§ **YOUR GOAL**: Go through the data below and copy it exactly, skipping every picture.

§ **THE INPUT**:
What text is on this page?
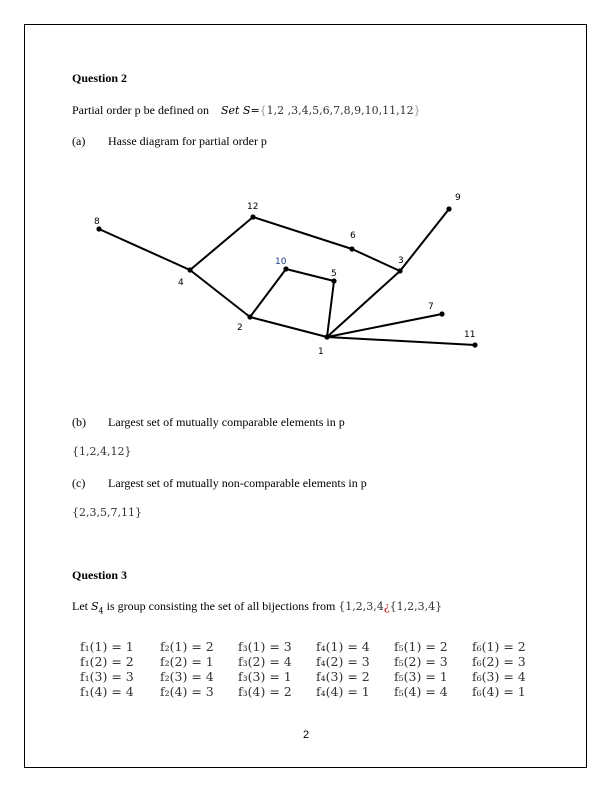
Question 2
Partial order p be defined on Set S={1,2 ,3,4,5,6,7,8,9,10,11,12}
(a) Hasse diagram for partial order p
1
2
3
4
5
6
7
8
9
10
11
12
(b) Largest set of mutually comparable elements in p
{1,2,4,12}
(c) Largest set of mutually non-comparable elements in p
{2,3,5,7,11}
Question 3
Let $S_4$ is group consisting the set of all bijections from {1,2,3,4¿{1,2,3,4}
f₁(1) = 1
f₁(2) = 2
f₁(3) = 3
f₁(4) = 4
f₂(1) = 2
f₂(2) = 1
f₂(3) = 4
f₂(4) = 3
f₃(1) = 3
f₃(2) = 4
f₃(3) = 1
f₃(4) = 2
f₄(1) = 4
f₄(2) = 3
f₄(3) = 2
f₄(4) = 1
f₅(1) = 2
f₅(2) = 3
f₅(3) = 1
f₅(4) = 4
f₆(1) = 2
f₆(2) = 3
f₆(3) = 4
f₆(4) = 1
2
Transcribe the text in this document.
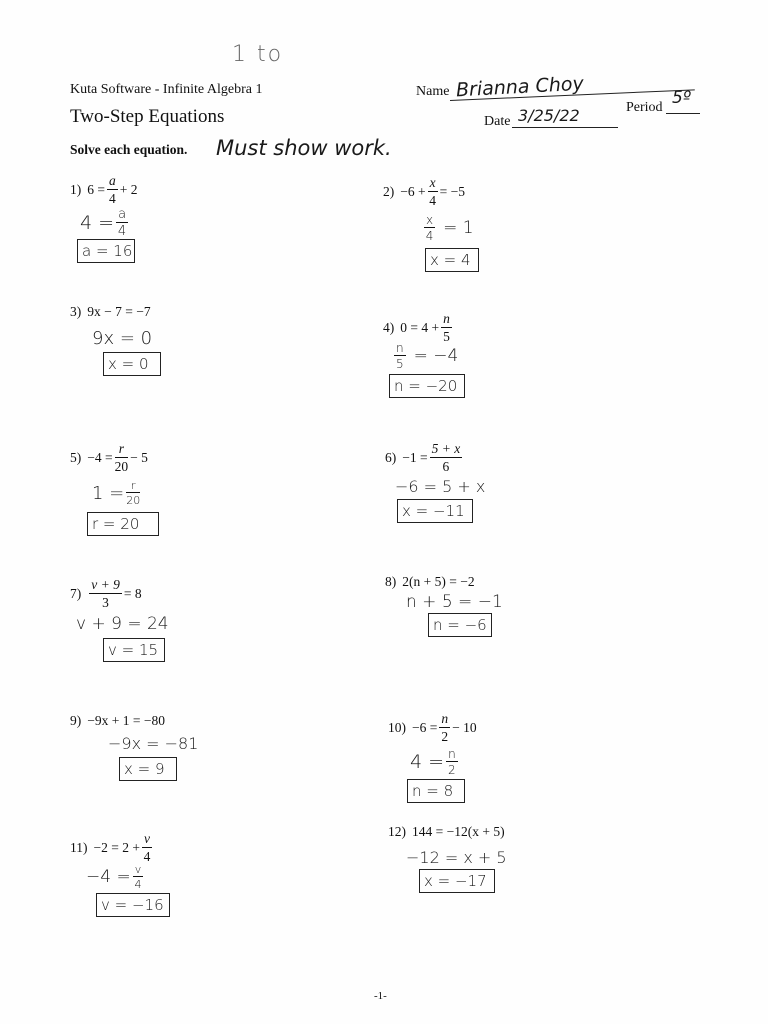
1 to
Kuta Software - Infinite Algebra 1	Name Brianna Choy
Two-Step Equations	Date 3/25/22	Period 5º
Solve each equation. Must show work.
1) $6 = \frac{a}{4} + 2$
$4 = \frac{a}{4}$
a = 16
$2) -6 + \frac{x}{4} = -5$
$\frac{x}{4} = 1$
x = 4
3) 9x − 7 = −7
9x = 0
x = 0
4) $0 = 4 + \frac{n}{5}$
$\frac{n}{5} = -4$
n = −20
$5) -4 = \frac{r}{20} - 5$
$1 = \frac{r}{20}$
r = 20
$6) -1 = \frac{5 + x}{6}$
−6 = 5 + x
x = −11
$7) \frac{v + 9}{3} = 8$
v + 9 = 24
v = 15
8) 2(n + 5) = −2
n + 5 = −1
n = −6
9) −9x + 1 = −80
−9x = −81
x = 9
$10) -6 = \frac{n}{2} - 10$
$4 = \frac{n}{2}$
n = 8
$11) -2 = 2 + \frac{v}{4}$
$-4 = \frac{v}{4}$
v = −16
12) 144 = −12(x + 5)
−12 = x + 5
x = −17
-1-
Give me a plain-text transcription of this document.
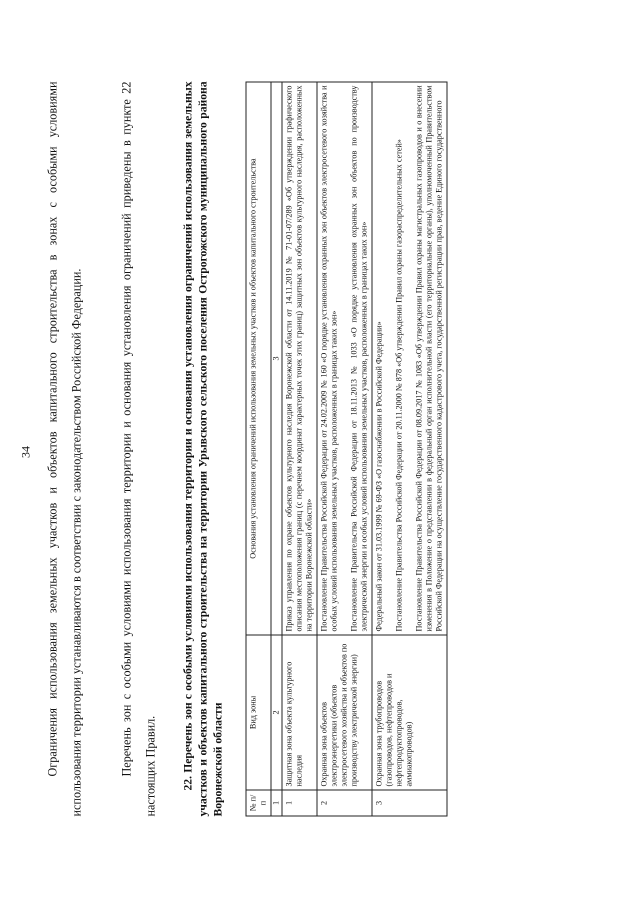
34	Ограничения использования земельных участков и объектов капитального строительства в зонах с особыми условиями использования территории устанавливаются в соответствии с законодательством Российской Федерации.	Перечень зон с особыми условиями использования территории и основания установления ограничений приведены в пункте 22 настоящих Правил.	22. Перечень зон с особыми условиями использования территории и основания установления ограничений использования земельных участков и объектов капитального строительства на территории Урывского сельского поселения Острогожского муниципального района Воронежской области	№ п/п	Вид зоны	Основания установления ограничений использования земельных участков и объектов капитального строительства
1	2	3
1	Защитная зона объекта культурного наследия	Приказ управления по охране объектов культурного наследия Воронежской области от 14.11.2019 № 71-01-07/289 «Об утверждении графического описания местоположения границ (с перечнем координат характерных точек этих границ) защитных зон объектов культурного наследия, расположенных на территории Воронежской области»

2	Охранная зона объектов электроэнергетики (объектов электросетевого хозяйства и объектов по производству электрической энергии)	Постановление Правительства Российской Федерации от 24.02.2009 № 160 «О порядке установления охранных зон объектов электросетевого хозяйства и особых условий использования земельных участков, расположенных в границах таких зон» Постановление Правительства Российской Федерации от 18.11.2013 № 1033 «О порядке установления охранных зон объектов по производству электрической энергии и особых условий использования земельных участков, расположенных в границах таких зон»

3	Охранная зона трубопроводов (газопроводов, нефтепроводов и нефтепродуктопроводов, аммиакопроводов)	Федеральный закон от 31.03.1999 № 69-ФЗ «О газоснабжении в Российской Федерации» Постановление Правительства Российской Федерации от 20.11.2000 № 878 «Об утверждении Правил охраны газораспределительных сетей» Постановление Правительства Российской Федерации от 08.09.2017 № 1083 «Об утверждении Правил охраны магистральных газопроводов и о внесении изменения в Положение о представлении в федеральный орган исполнительной власти (его территориальные органы), уполномоченный Правительством Российской Федерации на осуществление государственного кадастрового учета, государственной регистрации прав, ведение Единого государственного
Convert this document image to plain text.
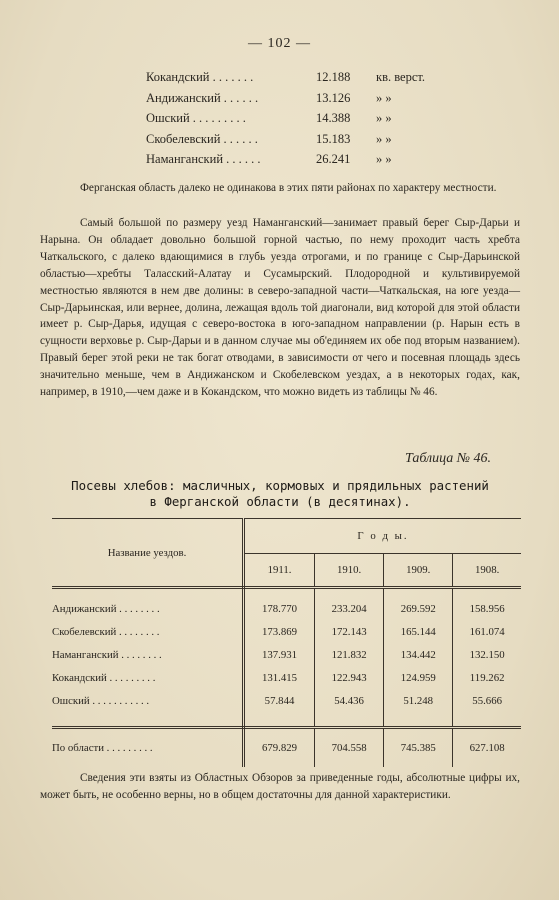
— 102 —
Кокандский . . . . . . .	12.188	кв. верст.
Андижанский . . . . . .	13.126	» »
Ошский . . . . . . . . .	14.388	» »
Скобелевский . . . . . .	15.183	» »
Наманганский . . . . . .	26.241	» »

Ферганская область далеко не одинакова в этих пяти районах по характеру местности.

Самый большой по размеру уезд Наманганский—занимает правый берег Сыр-Дарьи и Нарына. Он обладает довольно большой горной частью, по нему проходит часть хребта Чаткальского, с далеко вдающимися в глубь уезда отрогами, и по границе с Сыр-Дарьинской областью—хребты Таласский-Алатау и Сусамырский. Плодородной и культивируемой местностью являются в нем две долины: в северо-западной части—Чаткальская, на юге уезда—Сыр-Дарьинская, или вернее, долина, лежащая вдоль той диагонали, вид которой для этой области имеет р. Сыр-Дарья, идущая с северо-востока в юго-западном направлении (р. Нарын есть в сущности верховье р. Сыр-Дарьи и в данном случае мы об'единяем их обе под вторым названием). Правый берег этой реки не так богат отводами, в зависимости от чего и посевная площадь здесь значительно меньше, чем в Андижанском и Скобелевском уездах, а в некоторых годах, как, например, в 1910,—чем даже и в Кокандском, что можно видеть из таблицы № 46.

Таблица № 46.
Посевы хлебов: масличных, кормовых и прядильных растений
в Ферганской области (в десятинах).
Название уездов.	Г о д ы.			
	1911.	1910.	1909.	1908.
Андижанский . . . . . . . .	178.770	233.204	269.592	158.956
Скобелевский . . . . . . . .	173.869	172.143	165.144	161.074
Наманганский . . . . . . . .	137.931	121.832	134.442	132.150
Кокандский . . . . . . . . .	131.415	122.943	124.959	119.262
Ошский . . . . . . . . . . .	57.844	54.436	51.248	55.666

По области . . . . . . . . .	679.829	704.558	745.385	627.108

Сведения эти взяты из Областных Обзоров за приведенные годы, абсолютные цифры их, может быть, не особенно верны, но в общем достаточны для данной характеристики.
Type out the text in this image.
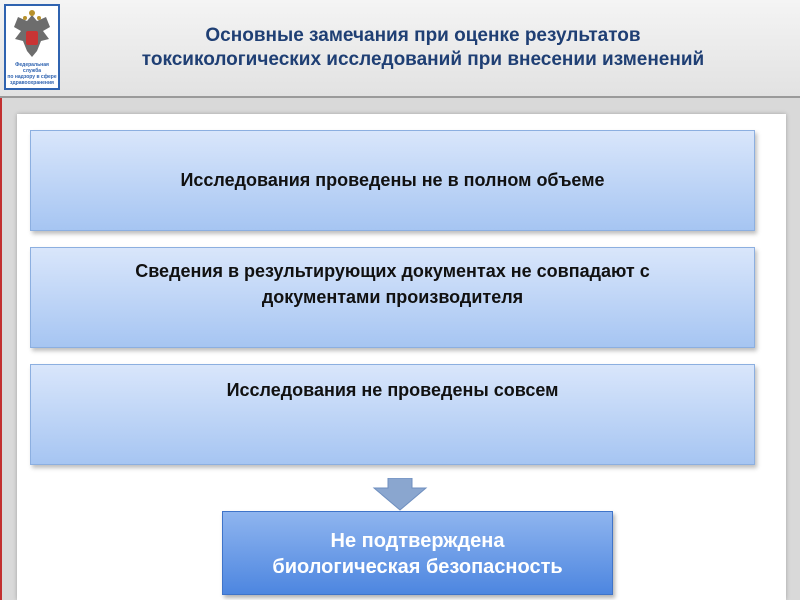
Федеральная служба
по надзору в сфере
здравоохранения
Основные замечания при оценке результатов
токсикологических исследований при внесении изменений
Исследования проведены не в полном объеме
Сведения в результирующих документах не совпадают с
документами производителя
Исследования не проведены совсем
Не подтверждена
биологическая безопасность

§ **OUTPUT BELOW**:
What text is on this page?
Question 2
Partial order p be defined on Set S={1,2 ,3,4,5,6,7,8,9,10,11,12}
(a) Hasse diagram for partial order p
1
2
3
4
5
6
7
8
9
10
11
12
(b) Largest set of mutually comparable elements in p
{1,2,4,12}
(c) Largest set of mutually non-comparable elements in p
{2,3,5,7,11}
Question 3
Let $S_4$ is group consisting the set of all bijections from {1,2,3,4¿{1,2,3,4}
f₁(1) = 1
f₁(2) = 2
f₁(3) = 3
f₁(4) = 4
f₂(1) = 2
f₂(2) = 1
f₂(3) = 4
f₂(4) = 3
f₃(1) = 3
f₃(2) = 4
f₃(3) = 1
f₃(4) = 2
f₄(1) = 4
f₄(2) = 3
f₄(3) = 2
f₄(4) = 1
f₅(1) = 2
f₅(2) = 3
f₅(3) = 1
f₅(4) = 4
f₆(1) = 2
f₆(2) = 3
f₆(3) = 4
f₆(4) = 1
2
Transcribe the text in this document.
1 to
Kuta Software - Infinite Algebra 1	Name Brianna Choy
Two-Step Equations	Date 3/25/22	Period 5º
Solve each equation. Must show work.
1) $6 = \frac{a}{4} + 2$
$4 = \frac{a}{4}$
a = 16
$2) -6 + \frac{x}{4} = -5$
$\frac{x}{4} = 1$
x = 4
3) 9x − 7 = −7
9x = 0
x = 0
4) $0 = 4 + \frac{n}{5}$
$\frac{n}{5} = -4$
n = −20
$5) -4 = \frac{r}{20} - 5$
$1 = \frac{r}{20}$
r = 20
$6) -1 = \frac{5 + x}{6}$
−6 = 5 + x
x = −11
$7) \frac{v + 9}{3} = 8$
v + 9 = 24
v = 15
8) 2(n + 5) = −2
n + 5 = −1
n = −6
9) −9x + 1 = −80
−9x = −81
x = 9
$10) -6 = \frac{n}{2} - 10$
$4 = \frac{n}{2}$
n = 8
$11) -2 = 2 + \frac{v}{4}$
$-4 = \frac{v}{4}$
v = −16
12) 144 = −12(x + 5)
−12 = x + 5
x = −17
-1-
Give me a plain-text transcription of this document.
34	Ограничения использования земельных участков и объектов капитального строительства в зонах с особыми условиями использования территории устанавливаются в соответствии с законодательством Российской Федерации.	Перечень зон с особыми условиями использования территории и основания установления ограничений приведены в пункте 22 настоящих Правил.	22. Перечень зон с особыми условиями использования территории и основания установления ограничений использования земельных участков и объектов капитального строительства на территории Урывского сельского поселения Острогожского муниципального района Воронежской области	№ п/п	Вид зоны	Основания установления ограничений использования земельных участков и объектов капитального строительства
1	2	3
1	Защитная зона объекта культурного наследия	Приказ управления по охране объектов культурного наследия Воронежской области от 14.11.2019 № 71-01-07/289 «Об утверждении графического описания местоположения границ (с перечнем координат характерных точек этих границ) защитных зон объектов культурного наследия, расположенных на территории Воронежской области»

2	Охранная зона объектов электроэнергетики (объектов электросетевого хозяйства и объектов по производству электрической энергии)	Постановление Правительства Российской Федерации от 24.02.2009 № 160 «О порядке установления охранных зон объектов электросетевого хозяйства и особых условий использования земельных участков, расположенных в границах таких зон» Постановление Правительства Российской Федерации от 18.11.2013 № 1033 «О порядке установления охранных зон объектов по производству электрической энергии и особых условий использования земельных участков, расположенных в границах таких зон»

3	Охранная зона трубопроводов (газопроводов, нефтепроводов и нефтепродуктопроводов, аммиакопроводов)	Федеральный закон от 31.03.1999 № 69-ФЗ «О газоснабжении в Российской Федерации» Постановление Правительства Российской Федерации от 20.11.2000 № 878 «Об утверждении Правил охраны газораспределительных сетей» Постановление Правительства Российской Федерации от 08.09.2017 № 1083 «Об утверждении Правил охраны магистральных газопроводов и о внесении изменения в Положение о представлении в федеральный орган исполнительной власти (его территориальные органы), уполномоченный Правительством Российской Федерации на осуществление государственного кадастрового учета, государственной регистрации прав, ведение Единого государственного
Convert this document image to plain text.
— 102 —
Кокандский . . . . . . .	12.188	кв. верст.
Андижанский . . . . . .	13.126	» »
Ошский . . . . . . . . .	14.388	» »
Скобелевский . . . . . .	15.183	» »
Наманганский . . . . . .	26.241	» »

Ферганская область далеко не одинакова в этих пяти районах по характеру местности.

Самый большой по размеру уезд Наманганский—занимает правый берег Сыр-Дарьи и Нарына. Он обладает довольно большой горной частью, по нему проходит часть хребта Чаткальского, с далеко вдающимися в глубь уезда отрогами, и по границе с Сыр-Дарьинской областью—хребты Таласский-Алатау и Сусамырский. Плодородной и культивируемой местностью являются в нем две долины: в северо-западной части—Чаткальская, на юге уезда—Сыр-Дарьинская, или вернее, долина, лежащая вдоль той диагонали, вид которой для этой области имеет р. Сыр-Дарья, идущая с северо-востока в юго-западном направлении (р. Нарын есть в сущности верховье р. Сыр-Дарьи и в данном случае мы об'единяем их обе под вторым названием). Правый берег этой реки не так богат отводами, в зависимости от чего и посевная площадь здесь значительно меньше, чем в Андижанском и Скобелевском уездах, а в некоторых годах, как, например, в 1910,—чем даже и в Кокандском, что можно видеть из таблицы № 46.

Таблица № 46.
Посевы хлебов: масличных, кормовых и прядильных растений
в Ферганской области (в десятинах).
Название уездов.	Г о д ы.			
	1911.	1910.	1909.	1908.
Андижанский . . . . . . . .	178.770	233.204	269.592	158.956
Скобелевский . . . . . . . .	173.869	172.143	165.144	161.074
Наманганский . . . . . . . .	137.931	121.832	134.442	132.150
Кокандский . . . . . . . . .	131.415	122.943	124.959	119.262
Ошский . . . . . . . . . . .	57.844	54.436	51.248	55.666

По области . . . . . . . . .	679.829	704.558	745.385	627.108

Сведения эти взяты из Областных Обзоров за приведенные годы, абсолютные цифры их, может быть, не особенно верны, но в общем достаточны для данной характеристики.
Type out the text in this image.
Федеральная служба
по надзору в сфере
здравоохранения
Основные замечания при оценке результатов
токсикологических исследований при внесении изменений
Исследования проведены не в полном объеме
Сведения в результирующих документах не совпадают с
документами производителя
Исследования не проведены совсем
Не подтверждена
биологическая безопасность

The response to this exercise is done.